* start *

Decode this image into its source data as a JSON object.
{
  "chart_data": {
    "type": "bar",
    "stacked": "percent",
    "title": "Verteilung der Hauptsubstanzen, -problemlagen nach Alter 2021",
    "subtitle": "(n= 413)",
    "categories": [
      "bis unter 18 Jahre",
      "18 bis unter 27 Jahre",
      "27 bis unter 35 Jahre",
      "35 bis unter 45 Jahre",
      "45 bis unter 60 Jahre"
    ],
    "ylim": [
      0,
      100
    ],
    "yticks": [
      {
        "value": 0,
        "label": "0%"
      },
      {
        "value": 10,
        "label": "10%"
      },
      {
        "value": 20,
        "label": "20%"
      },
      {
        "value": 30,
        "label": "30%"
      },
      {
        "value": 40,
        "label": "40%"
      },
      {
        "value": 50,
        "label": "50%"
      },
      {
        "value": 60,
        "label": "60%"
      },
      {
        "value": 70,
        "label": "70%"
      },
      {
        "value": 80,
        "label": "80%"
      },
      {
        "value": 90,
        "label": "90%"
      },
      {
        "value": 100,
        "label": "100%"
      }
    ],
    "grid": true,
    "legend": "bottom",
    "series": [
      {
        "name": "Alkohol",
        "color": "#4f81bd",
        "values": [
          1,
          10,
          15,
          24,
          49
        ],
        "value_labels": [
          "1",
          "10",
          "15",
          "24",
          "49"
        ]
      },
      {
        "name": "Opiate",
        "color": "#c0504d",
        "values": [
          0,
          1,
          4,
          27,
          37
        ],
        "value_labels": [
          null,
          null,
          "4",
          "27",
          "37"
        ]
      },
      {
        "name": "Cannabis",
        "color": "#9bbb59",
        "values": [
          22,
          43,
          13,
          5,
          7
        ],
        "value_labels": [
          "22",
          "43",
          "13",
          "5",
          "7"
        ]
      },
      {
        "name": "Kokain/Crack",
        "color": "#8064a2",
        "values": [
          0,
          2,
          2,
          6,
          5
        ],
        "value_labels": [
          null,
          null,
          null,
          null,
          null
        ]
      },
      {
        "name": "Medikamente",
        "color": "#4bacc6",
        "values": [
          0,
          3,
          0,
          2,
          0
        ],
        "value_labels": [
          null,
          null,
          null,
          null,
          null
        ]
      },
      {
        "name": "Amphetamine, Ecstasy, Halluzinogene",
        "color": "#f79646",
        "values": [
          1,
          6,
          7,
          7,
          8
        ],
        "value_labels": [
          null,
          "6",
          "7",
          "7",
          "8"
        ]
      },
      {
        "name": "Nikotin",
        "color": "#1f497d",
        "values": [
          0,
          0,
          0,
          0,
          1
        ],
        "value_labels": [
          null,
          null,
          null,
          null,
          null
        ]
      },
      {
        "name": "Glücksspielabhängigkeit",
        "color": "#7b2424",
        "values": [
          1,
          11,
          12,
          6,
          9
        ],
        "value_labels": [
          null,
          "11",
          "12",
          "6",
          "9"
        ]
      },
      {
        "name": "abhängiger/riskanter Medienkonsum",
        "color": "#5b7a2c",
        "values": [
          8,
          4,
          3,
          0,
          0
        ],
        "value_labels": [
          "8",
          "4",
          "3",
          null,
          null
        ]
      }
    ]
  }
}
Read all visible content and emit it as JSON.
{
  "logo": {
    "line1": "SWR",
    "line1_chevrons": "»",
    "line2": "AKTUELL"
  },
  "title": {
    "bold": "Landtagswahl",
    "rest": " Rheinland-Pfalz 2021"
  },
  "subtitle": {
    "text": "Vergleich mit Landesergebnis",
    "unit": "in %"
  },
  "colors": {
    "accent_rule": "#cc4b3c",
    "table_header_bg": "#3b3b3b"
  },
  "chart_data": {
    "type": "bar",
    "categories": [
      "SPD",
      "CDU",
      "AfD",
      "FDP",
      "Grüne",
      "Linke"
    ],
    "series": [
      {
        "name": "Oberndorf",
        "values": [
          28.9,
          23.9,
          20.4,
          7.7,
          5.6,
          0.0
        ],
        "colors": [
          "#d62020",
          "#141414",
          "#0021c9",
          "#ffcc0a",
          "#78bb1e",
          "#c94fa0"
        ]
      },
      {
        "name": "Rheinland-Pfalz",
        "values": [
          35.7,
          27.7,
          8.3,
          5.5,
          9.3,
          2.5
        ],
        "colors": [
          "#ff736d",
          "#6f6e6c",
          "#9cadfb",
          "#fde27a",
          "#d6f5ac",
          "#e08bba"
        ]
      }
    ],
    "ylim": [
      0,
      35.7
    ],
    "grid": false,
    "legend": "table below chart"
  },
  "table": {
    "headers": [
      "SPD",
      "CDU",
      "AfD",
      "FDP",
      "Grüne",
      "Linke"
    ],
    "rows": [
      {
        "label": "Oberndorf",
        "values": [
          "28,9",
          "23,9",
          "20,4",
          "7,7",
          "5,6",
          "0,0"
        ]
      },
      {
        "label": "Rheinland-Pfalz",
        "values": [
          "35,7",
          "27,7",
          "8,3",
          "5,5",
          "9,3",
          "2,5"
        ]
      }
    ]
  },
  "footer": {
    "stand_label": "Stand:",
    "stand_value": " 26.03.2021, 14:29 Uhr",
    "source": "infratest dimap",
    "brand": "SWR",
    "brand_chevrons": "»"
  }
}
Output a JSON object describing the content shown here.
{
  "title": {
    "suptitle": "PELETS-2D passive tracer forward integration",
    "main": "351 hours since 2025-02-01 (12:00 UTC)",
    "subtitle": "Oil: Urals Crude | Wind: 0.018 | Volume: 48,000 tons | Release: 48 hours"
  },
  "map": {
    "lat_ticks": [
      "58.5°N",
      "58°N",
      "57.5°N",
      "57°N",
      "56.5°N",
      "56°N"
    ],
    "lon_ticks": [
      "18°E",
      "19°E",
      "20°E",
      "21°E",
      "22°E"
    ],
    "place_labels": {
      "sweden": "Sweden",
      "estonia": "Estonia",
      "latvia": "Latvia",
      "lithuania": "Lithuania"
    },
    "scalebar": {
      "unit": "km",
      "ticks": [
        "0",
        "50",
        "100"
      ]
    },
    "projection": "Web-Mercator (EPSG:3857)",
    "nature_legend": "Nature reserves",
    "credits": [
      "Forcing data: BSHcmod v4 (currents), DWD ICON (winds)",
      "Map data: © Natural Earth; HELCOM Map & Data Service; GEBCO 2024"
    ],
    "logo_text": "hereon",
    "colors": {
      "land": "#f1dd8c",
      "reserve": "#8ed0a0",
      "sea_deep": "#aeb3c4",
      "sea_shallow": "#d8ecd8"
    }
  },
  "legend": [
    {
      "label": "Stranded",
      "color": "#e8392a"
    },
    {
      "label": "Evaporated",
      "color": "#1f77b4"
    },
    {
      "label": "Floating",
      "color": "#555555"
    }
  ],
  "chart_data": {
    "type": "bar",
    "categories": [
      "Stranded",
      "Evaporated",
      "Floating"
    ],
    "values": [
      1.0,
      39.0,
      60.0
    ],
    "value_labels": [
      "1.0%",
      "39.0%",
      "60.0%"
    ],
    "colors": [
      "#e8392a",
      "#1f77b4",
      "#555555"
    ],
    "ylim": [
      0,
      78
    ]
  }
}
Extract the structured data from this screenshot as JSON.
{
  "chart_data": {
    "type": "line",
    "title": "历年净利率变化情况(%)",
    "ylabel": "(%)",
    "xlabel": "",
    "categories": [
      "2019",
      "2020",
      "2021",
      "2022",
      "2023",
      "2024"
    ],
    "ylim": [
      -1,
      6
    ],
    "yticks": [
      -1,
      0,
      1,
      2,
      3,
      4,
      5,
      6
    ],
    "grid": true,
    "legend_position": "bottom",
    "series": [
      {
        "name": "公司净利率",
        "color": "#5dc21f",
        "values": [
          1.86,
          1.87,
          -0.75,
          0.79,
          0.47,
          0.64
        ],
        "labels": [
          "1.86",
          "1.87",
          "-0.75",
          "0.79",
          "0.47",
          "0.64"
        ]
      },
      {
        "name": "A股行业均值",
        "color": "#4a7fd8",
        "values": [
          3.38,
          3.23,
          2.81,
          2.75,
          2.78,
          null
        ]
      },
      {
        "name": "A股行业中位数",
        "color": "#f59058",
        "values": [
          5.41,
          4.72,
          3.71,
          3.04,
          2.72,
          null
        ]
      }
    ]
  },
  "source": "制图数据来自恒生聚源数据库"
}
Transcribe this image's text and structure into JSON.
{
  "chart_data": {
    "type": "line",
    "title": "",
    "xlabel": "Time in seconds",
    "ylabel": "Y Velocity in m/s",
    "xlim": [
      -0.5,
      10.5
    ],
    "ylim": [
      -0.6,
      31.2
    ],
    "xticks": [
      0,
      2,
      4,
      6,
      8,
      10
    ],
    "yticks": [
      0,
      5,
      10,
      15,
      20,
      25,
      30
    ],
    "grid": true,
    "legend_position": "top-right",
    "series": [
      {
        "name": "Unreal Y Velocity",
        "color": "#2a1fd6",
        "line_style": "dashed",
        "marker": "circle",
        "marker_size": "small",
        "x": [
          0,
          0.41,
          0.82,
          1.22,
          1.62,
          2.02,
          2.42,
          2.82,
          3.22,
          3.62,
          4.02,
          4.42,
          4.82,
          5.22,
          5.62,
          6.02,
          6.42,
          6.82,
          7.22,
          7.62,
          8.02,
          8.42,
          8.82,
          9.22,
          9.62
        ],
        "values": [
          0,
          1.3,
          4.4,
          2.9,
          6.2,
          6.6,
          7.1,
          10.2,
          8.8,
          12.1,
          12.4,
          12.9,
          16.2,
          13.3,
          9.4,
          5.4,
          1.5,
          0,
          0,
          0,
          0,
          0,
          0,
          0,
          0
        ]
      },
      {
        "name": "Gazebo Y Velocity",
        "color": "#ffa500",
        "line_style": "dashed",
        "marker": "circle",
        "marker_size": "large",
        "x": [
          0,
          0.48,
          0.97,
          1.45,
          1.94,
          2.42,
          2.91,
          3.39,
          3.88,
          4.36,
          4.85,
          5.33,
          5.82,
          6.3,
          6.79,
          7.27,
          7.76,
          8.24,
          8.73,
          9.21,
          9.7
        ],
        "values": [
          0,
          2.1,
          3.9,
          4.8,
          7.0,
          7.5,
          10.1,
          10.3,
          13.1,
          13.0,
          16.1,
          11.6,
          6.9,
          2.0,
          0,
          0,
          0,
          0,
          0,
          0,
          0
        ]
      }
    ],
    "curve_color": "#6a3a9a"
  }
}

* end *

● **WRITTEN EXERCISE**
Find the word "Jahre" in the entries, and copy every line it shows up in.

● **EXERCISE SOLUTION**
      "bis unter 18 Jahre",
      "18 bis unter 27 Jahre",
      "27 bis unter 35 Jahre",
      "35 bis unter 45 Jahre",
      "45 bis unter 60 Jahre"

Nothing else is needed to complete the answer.